▶ [Given problem]
Copy every line of the data that includes the string "特殊因素".

[START Supplied records]

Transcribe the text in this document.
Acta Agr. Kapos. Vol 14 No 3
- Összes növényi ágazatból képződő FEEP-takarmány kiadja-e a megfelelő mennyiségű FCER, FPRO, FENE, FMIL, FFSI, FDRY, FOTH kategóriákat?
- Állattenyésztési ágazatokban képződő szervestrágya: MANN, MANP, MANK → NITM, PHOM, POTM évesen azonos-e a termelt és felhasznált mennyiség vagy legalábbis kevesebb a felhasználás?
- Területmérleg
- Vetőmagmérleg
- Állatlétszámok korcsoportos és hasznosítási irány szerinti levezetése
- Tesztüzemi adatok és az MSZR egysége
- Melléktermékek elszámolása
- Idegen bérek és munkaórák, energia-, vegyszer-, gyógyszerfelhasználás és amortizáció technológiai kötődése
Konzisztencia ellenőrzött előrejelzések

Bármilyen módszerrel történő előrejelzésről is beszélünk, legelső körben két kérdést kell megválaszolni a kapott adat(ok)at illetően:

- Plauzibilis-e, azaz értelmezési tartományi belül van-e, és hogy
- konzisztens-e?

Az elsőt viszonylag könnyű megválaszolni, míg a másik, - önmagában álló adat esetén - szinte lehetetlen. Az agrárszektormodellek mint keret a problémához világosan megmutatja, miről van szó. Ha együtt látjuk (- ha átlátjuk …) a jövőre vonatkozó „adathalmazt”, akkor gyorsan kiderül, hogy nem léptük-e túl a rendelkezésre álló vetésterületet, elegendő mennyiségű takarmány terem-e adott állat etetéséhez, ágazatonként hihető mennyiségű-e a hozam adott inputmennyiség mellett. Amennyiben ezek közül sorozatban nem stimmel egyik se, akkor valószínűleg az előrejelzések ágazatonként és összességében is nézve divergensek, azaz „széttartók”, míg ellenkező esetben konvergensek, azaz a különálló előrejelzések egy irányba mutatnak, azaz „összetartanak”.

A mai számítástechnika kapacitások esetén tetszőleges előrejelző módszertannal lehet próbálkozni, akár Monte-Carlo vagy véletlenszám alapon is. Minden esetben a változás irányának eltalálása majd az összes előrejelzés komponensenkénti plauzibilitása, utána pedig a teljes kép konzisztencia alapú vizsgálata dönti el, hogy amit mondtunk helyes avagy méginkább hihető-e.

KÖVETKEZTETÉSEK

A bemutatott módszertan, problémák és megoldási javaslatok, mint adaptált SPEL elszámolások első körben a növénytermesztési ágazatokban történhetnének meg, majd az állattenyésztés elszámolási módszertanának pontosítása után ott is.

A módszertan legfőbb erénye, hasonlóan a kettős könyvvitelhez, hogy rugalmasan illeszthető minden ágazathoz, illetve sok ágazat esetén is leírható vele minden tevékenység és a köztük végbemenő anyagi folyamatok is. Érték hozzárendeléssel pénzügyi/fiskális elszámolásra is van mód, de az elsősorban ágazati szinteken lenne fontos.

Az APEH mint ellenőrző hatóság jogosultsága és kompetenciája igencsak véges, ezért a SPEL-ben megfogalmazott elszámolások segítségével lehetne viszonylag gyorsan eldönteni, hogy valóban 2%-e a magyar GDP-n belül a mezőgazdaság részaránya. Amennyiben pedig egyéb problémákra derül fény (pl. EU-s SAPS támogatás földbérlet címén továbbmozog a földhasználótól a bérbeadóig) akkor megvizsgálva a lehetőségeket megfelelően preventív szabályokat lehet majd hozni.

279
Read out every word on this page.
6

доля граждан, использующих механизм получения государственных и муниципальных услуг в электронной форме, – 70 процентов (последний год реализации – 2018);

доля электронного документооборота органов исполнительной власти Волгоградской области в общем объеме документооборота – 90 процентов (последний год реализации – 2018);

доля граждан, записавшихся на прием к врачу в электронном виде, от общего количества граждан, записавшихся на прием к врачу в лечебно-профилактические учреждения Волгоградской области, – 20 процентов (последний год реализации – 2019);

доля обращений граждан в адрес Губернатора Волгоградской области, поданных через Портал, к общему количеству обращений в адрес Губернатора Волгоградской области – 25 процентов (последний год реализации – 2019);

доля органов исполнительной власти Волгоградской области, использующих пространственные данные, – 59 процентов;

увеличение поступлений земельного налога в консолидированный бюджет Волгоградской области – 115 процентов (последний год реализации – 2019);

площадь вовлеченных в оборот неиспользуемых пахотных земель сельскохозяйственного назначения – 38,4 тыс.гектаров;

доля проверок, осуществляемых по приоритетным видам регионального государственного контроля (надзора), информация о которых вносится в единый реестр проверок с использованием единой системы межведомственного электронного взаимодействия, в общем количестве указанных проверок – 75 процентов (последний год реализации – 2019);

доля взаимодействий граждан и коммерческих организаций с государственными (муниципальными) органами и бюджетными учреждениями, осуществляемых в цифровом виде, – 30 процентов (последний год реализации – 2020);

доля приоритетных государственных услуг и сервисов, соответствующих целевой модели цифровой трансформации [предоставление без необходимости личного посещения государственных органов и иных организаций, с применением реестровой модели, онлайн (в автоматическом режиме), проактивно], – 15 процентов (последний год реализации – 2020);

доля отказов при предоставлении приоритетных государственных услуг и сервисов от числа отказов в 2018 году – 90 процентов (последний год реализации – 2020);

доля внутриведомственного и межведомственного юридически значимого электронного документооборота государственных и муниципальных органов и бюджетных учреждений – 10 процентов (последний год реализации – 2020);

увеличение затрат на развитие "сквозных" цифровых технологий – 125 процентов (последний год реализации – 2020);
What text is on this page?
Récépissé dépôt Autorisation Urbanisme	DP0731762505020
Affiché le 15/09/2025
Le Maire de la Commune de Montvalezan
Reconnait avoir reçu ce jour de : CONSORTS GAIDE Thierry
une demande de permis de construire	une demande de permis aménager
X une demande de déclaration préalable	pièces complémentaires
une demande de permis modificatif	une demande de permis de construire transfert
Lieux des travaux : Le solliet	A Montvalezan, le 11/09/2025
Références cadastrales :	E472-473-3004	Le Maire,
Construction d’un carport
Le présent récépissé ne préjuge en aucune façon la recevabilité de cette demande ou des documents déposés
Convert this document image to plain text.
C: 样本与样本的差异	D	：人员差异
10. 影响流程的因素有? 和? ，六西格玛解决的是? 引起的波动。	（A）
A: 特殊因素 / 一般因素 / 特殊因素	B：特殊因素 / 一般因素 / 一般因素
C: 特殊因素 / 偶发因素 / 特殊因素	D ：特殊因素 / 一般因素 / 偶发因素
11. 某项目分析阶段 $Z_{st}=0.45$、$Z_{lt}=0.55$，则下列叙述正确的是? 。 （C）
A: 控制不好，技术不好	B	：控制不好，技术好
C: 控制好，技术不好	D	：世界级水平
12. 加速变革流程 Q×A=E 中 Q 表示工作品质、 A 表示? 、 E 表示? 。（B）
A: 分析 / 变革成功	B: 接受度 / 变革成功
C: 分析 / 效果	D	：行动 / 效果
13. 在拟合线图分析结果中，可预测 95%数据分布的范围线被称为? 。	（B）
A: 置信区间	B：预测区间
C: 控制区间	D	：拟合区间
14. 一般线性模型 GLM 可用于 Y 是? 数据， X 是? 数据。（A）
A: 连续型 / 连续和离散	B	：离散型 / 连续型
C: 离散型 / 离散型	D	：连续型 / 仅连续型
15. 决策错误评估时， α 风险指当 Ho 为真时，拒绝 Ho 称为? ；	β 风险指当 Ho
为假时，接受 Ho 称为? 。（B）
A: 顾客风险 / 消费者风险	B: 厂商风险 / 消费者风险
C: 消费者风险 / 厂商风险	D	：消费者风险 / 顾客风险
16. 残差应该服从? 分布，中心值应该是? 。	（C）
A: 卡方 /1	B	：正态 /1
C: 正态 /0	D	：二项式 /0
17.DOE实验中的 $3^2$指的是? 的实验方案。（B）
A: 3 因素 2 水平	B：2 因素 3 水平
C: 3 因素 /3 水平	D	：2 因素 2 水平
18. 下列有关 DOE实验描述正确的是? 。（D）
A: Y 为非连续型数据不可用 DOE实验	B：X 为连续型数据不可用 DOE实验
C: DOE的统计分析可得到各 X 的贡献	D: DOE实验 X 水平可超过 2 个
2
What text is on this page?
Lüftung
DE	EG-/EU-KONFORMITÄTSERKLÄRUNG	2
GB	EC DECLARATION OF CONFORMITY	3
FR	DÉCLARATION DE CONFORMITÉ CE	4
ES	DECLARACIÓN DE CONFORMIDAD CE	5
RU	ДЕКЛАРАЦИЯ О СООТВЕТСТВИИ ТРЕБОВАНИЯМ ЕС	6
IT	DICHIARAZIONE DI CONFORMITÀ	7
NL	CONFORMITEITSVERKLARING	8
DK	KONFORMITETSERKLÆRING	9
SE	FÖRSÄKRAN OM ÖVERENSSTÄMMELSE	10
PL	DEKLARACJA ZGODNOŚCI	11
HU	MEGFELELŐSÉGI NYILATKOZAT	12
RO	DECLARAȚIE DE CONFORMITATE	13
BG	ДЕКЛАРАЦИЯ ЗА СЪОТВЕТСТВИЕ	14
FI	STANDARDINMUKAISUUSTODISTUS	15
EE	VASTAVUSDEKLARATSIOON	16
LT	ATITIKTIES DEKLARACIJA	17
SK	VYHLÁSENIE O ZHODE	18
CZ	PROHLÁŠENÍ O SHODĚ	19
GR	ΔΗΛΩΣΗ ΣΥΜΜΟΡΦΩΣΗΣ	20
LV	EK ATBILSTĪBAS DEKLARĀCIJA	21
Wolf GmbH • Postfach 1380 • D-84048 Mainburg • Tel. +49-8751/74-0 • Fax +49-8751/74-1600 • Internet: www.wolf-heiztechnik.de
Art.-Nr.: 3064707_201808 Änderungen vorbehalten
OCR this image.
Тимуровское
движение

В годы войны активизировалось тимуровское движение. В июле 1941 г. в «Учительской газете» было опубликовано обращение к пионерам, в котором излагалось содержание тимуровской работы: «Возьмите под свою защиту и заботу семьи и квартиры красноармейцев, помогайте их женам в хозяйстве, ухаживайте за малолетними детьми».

[END Supplied records]

▶ [Solved problem]
A: 特殊因素 / 一般因素 / 特殊因素	B：特殊因素 / 一般因素 / 一般因素
C: 特殊因素 / 偶发因素 / 特殊因素	D ：特殊因素 / 一般因素 / 偶发因素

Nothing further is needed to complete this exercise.